● **Work to be completed**:
Render every entry exactly as it appears.

● **Information supplied**:
********************

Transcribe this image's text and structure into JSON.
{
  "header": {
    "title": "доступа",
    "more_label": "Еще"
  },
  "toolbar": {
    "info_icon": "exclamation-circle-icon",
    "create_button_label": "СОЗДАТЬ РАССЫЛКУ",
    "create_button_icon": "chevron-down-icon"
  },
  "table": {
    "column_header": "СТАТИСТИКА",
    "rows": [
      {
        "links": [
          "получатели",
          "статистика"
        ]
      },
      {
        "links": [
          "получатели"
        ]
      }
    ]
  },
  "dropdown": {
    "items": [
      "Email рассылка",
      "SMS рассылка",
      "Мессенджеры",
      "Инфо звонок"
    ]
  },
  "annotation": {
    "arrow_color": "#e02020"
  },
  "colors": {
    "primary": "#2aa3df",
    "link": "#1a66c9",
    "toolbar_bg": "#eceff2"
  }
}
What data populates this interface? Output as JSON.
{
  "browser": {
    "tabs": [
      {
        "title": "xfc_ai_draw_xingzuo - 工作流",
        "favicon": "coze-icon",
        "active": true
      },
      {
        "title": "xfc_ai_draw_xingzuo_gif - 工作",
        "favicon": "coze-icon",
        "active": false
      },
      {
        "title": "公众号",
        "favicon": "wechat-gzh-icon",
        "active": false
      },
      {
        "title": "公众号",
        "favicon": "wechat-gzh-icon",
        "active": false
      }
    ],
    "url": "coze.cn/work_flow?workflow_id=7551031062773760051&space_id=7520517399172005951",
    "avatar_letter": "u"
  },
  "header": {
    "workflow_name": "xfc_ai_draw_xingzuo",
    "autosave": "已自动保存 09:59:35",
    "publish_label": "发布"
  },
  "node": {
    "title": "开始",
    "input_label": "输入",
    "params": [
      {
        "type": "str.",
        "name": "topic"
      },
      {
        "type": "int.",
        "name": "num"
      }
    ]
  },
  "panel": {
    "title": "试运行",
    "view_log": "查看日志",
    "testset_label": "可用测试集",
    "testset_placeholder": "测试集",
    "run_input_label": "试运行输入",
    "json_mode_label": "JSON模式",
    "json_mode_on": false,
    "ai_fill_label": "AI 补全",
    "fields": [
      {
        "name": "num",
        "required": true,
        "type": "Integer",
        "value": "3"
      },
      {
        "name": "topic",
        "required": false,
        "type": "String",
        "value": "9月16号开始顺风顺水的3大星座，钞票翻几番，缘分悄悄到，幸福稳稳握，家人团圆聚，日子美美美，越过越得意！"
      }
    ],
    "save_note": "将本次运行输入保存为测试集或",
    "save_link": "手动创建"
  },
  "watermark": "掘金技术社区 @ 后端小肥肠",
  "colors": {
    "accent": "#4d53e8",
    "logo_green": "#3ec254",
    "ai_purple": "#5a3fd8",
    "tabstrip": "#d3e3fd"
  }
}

********************

● **The result**:
Transcribe this image's text and structure into JSON.
{
  "header": {
    "title": "доступа",
    "more_label": "Еще"
  },
  "toolbar": {
    "info_icon": "exclamation-circle-icon",
    "create_button_label": "СОЗДАТЬ РАССЫЛКУ",
    "create_button_icon": "chevron-down-icon"
  },
  "table": {
    "column_header": "СТАТИСТИКА",
    "rows": [
      {
        "links": [
          "получатели",
          "статистика"
        ]
      },
      {
        "links": [
          "получатели"
        ]
      }
    ]
  },
  "dropdown": {
    "items": [
      "Email рассылка",
      "SMS рассылка",
      "Мессенджеры",
      "Инфо звонок"
    ]
  },
  "annotation": {
    "arrow_color": "#e02020"
  },
  "colors": {
    "primary": "#2aa3df",
    "link": "#1a66c9",
    "toolbar_bg": "#eceff2"
  }
}
What data populates this interface? Output as JSON.
{
  "browser": {
    "tabs": [
      {
        "title": "xfc_ai_draw_xingzuo - 工作流",
        "favicon": "coze-icon",
        "active": true
      },
      {
        "title": "xfc_ai_draw_xingzuo_gif - 工作",
        "favicon": "coze-icon",
        "active": false
      },
      {
        "title": "公众号",
        "favicon": "wechat-gzh-icon",
        "active": false
      },
      {
        "title": "公众号",
        "favicon": "wechat-gzh-icon",
        "active": false
      }
    ],
    "url": "coze.cn/work_flow?workflow_id=7551031062773760051&space_id=7520517399172005951",
    "avatar_letter": "u"
  },
  "header": {
    "workflow_name": "xfc_ai_draw_xingzuo",
    "autosave": "已自动保存 09:59:35",
    "publish_label": "发布"
  },
  "node": {
    "title": "开始",
    "input_label": "输入",
    "params": [
      {
        "type": "str.",
        "name": "topic"
      },
      {
        "type": "int.",
        "name": "num"
      }
    ]
  },
  "panel": {
    "title": "试运行",
    "view_log": "查看日志",
    "testset_label": "可用测试集",
    "testset_placeholder": "测试集",
    "run_input_label": "试运行输入",
    "json_mode_label": "JSON模式",
    "json_mode_on": false,
    "ai_fill_label": "AI 补全",
    "fields": [
      {
        "name": "num",
        "required": true,
        "type": "Integer",
        "value": "3"
      },
      {
        "name": "topic",
        "required": false,
        "type": "String",
        "value": "9月16号开始顺风顺水的3大星座，钞票翻几番，缘分悄悄到，幸福稳稳握，家人团圆聚，日子美美美，越过越得意！"
      }
    ],
    "save_note": "将本次运行输入保存为测试集或",
    "save_link": "手动创建"
  },
  "watermark": "掘金技术社区 @ 后端小肥肠",
  "colors": {
    "accent": "#4d53e8",
    "logo_green": "#3ec254",
    "ai_purple": "#5a3fd8",
    "tabstrip": "#d3e3fd"
  }
}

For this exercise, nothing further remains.